_WHAT IS ASKED_: Copy out every line of the items below exactly as it appears, leaving out the pictures.

+-------+

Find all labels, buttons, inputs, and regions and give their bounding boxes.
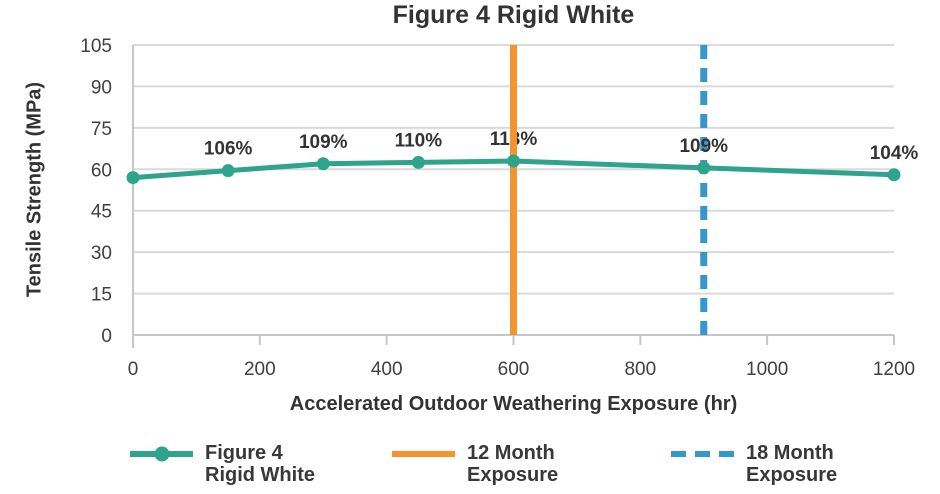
plot-area: 0153045607590105020040060080010001200113… — [80, 36, 919, 380]
x-tick-label: 600 — [498, 359, 530, 380]
data-point — [887, 168, 901, 182]
data-point — [316, 157, 330, 171]
x-tick-label: 1200 — [873, 359, 915, 380]
data-point — [507, 154, 520, 168]
y-tick-label: 15 — [91, 285, 112, 306]
y-tick-label: 60 — [91, 160, 112, 181]
data-point-label: 110% — [395, 130, 443, 151]
legend-item-12-month: 12 Month Exposure — [392, 442, 558, 486]
series-line-marker-icon — [130, 446, 193, 462]
legend-label-12-month-line2: Exposure — [467, 464, 559, 486]
data-point-label: 104% — [870, 143, 919, 164]
legend-item-18-month: 18 Month Exposure — [671, 442, 837, 486]
y-tick-label: 0 — [101, 326, 112, 347]
y-tick-label: 30 — [91, 243, 112, 264]
y-tick-label: 45 — [91, 202, 112, 223]
legend-label-series: Figure 4 Rigid White — [205, 442, 315, 486]
legend: Figure 4 Rigid White 12 Month Exposure 1… — [0, 438, 940, 494]
data-point-label: 106% — [204, 139, 253, 160]
data-point — [411, 155, 425, 169]
legend-label-12-month-line1: 12 Month — [467, 442, 555, 464]
x-axis-title: Accelerated Outdoor Weathering Exposure … — [289, 393, 738, 415]
x-tick-label: 400 — [371, 359, 403, 380]
x-tick-label: 800 — [624, 359, 656, 380]
legend-label-series-line1: Figure 4 — [205, 442, 283, 464]
x-tick-label: 0 — [128, 359, 139, 380]
data-point-label: 109% — [679, 136, 728, 157]
solid-line-icon — [392, 451, 455, 457]
legend-label-series-line2: Rigid White — [205, 464, 315, 486]
y-tick-label: 105 — [80, 36, 112, 57]
data-point — [697, 161, 711, 175]
data-point — [126, 171, 140, 185]
legend-label-18-month-line2: Exposure — [746, 464, 838, 486]
dashed-line-icon — [671, 451, 734, 457]
chart-title: Figure 4 Rigid White — [392, 1, 635, 29]
legend-label-12-month: 12 Month Exposure — [467, 442, 558, 486]
series-marker-dot-icon — [154, 446, 169, 462]
legend-item-series: Figure 4 Rigid White — [130, 442, 315, 486]
y-tick-label: 75 — [91, 119, 112, 140]
data-point-label: 109% — [299, 132, 348, 153]
data-point — [221, 164, 235, 178]
y-tick-label: 90 — [91, 77, 112, 98]
x-tick-label: 1000 — [746, 359, 788, 380]
legend-label-18-month-line1: 18 Month — [746, 442, 834, 464]
x-tick-label: 200 — [244, 359, 276, 380]
legend-label-18-month: 18 Month Exposure — [746, 442, 837, 486]
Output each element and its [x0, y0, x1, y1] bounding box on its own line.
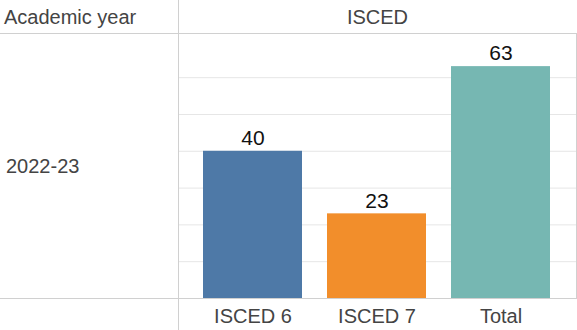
- svg-text:40: 40: [241, 126, 264, 149]
- html-text:2022-23: 2022-23: [6, 154, 80, 177]
- svg-text:63: 63: [489, 41, 512, 64]
- html-text:ISCED: ISCED: [346, 6, 409, 28]
- svg-text:ISCED 6: ISCED 6: [214, 305, 292, 327]
- svg-text:23: 23: [365, 189, 388, 212]
- svg-text:Total: Total: [480, 305, 522, 327]
- html-text:Academic year: Academic year: [4, 6, 137, 28]
- svg-text:ISCED 7: ISCED 7: [338, 305, 416, 327]
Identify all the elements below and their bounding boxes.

+-------+

_TASK RESULT_:
Find all labels, buttons, inputs, and regions and give their bounding boxes.
plot-area: 0153045607590105020040060080010001200113… — [80, 36, 919, 380]
x-tick-label: 600 — [498, 359, 530, 380]
data-point — [887, 168, 901, 182]
data-point — [316, 157, 330, 171]
x-tick-label: 1200 — [873, 359, 915, 380]
data-point — [507, 154, 520, 168]
y-tick-label: 15 — [91, 285, 112, 306]
y-tick-label: 60 — [91, 160, 112, 181]
data-point-label: 110% — [395, 130, 443, 151]
legend-item-12-month: 12 Month Exposure — [392, 442, 558, 486]
series-line-marker-icon — [130, 446, 193, 462]
legend-label-12-month-line2: Exposure — [467, 464, 559, 486]
data-point-label: 104% — [870, 143, 919, 164]
legend-item-18-month: 18 Month Exposure — [671, 442, 837, 486]
y-tick-label: 0 — [101, 326, 112, 347]
y-tick-label: 30 — [91, 243, 112, 264]
y-tick-label: 45 — [91, 202, 112, 223]
legend-label-series: Figure 4 Rigid White — [205, 442, 315, 486]
legend: Figure 4 Rigid White 12 Month Exposure 1… — [0, 438, 940, 494]
data-point-label: 106% — [204, 139, 253, 160]
data-point — [411, 155, 425, 169]
legend-label-12-month-line1: 12 Month — [467, 442, 555, 464]
x-axis-title: Accelerated Outdoor Weathering Exposure … — [289, 393, 738, 415]
x-tick-label: 400 — [371, 359, 403, 380]
x-tick-label: 800 — [624, 359, 656, 380]
legend-label-series-line1: Figure 4 — [205, 442, 283, 464]
x-tick-label: 0 — [128, 359, 139, 380]
data-point-label: 109% — [679, 136, 728, 157]
solid-line-icon — [392, 451, 455, 457]
legend-label-series-line2: Rigid White — [205, 464, 315, 486]
y-tick-label: 105 — [80, 36, 112, 57]
data-point — [697, 161, 711, 175]
data-point — [126, 171, 140, 185]
legend-label-18-month-line2: Exposure — [746, 464, 838, 486]
dashed-line-icon — [671, 451, 734, 457]
chart-title: Figure 4 Rigid White — [392, 1, 635, 29]
legend-label-12-month: 12 Month Exposure — [467, 442, 558, 486]
series-marker-dot-icon — [154, 446, 169, 462]
legend-item-series: Figure 4 Rigid White — [130, 442, 315, 486]
y-tick-label: 75 — [91, 119, 112, 140]
data-point-label: 109% — [299, 132, 348, 153]
data-point — [221, 164, 235, 178]
y-tick-label: 90 — [91, 77, 112, 98]
x-tick-label: 1000 — [746, 359, 788, 380]
legend-label-18-month-line1: 18 Month — [746, 442, 834, 464]
x-tick-label: 200 — [244, 359, 276, 380]
legend-label-18-month: 18 Month Exposure — [746, 442, 837, 486]
Output each element and its [x0, y0, x1, y1] bounding box on its own line.
- svg-text:40: 40: [241, 126, 264, 149]
- html-text:2022-23: 2022-23: [6, 154, 80, 177]
- svg-text:63: 63: [489, 41, 512, 64]
- html-text:ISCED: ISCED: [346, 6, 409, 28]
- svg-text:ISCED 6: ISCED 6: [214, 305, 292, 327]
- svg-text:23: 23: [365, 189, 388, 212]
- svg-text:Total: Total: [480, 305, 522, 327]
- html-text:Academic year: Academic year: [4, 6, 137, 28]
- svg-text:ISCED 7: ISCED 7: [338, 305, 416, 327]
Identify all the elements below and their bounding boxes.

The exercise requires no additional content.